[Information provided]
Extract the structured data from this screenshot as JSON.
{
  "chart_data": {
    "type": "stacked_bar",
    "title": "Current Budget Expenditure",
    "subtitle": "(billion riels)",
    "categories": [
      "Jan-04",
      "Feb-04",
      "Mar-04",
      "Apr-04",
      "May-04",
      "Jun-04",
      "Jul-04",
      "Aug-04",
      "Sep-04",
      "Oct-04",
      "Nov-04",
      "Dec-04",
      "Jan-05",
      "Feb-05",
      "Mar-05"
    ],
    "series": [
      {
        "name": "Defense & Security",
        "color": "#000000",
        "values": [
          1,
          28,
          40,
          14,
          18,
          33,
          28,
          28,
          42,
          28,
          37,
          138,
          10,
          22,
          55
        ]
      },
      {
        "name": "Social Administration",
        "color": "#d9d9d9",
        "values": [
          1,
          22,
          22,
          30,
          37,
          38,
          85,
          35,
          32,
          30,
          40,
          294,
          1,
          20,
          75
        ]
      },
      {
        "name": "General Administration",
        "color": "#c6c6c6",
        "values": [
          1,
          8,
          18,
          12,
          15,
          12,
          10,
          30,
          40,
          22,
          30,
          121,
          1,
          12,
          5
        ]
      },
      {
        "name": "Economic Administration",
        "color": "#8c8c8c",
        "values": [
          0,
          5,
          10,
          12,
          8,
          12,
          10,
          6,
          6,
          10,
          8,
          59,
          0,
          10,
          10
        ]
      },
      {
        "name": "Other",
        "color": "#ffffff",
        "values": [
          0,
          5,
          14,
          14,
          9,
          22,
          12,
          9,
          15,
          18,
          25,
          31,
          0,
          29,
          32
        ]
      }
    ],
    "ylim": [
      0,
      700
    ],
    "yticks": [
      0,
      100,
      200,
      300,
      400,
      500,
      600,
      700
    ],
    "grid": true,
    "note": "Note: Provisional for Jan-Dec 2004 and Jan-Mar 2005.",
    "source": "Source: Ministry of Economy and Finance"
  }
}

[Required work] Determine how many lines in the listing above hold the string "Administration", then write only the number.

[Output below] 3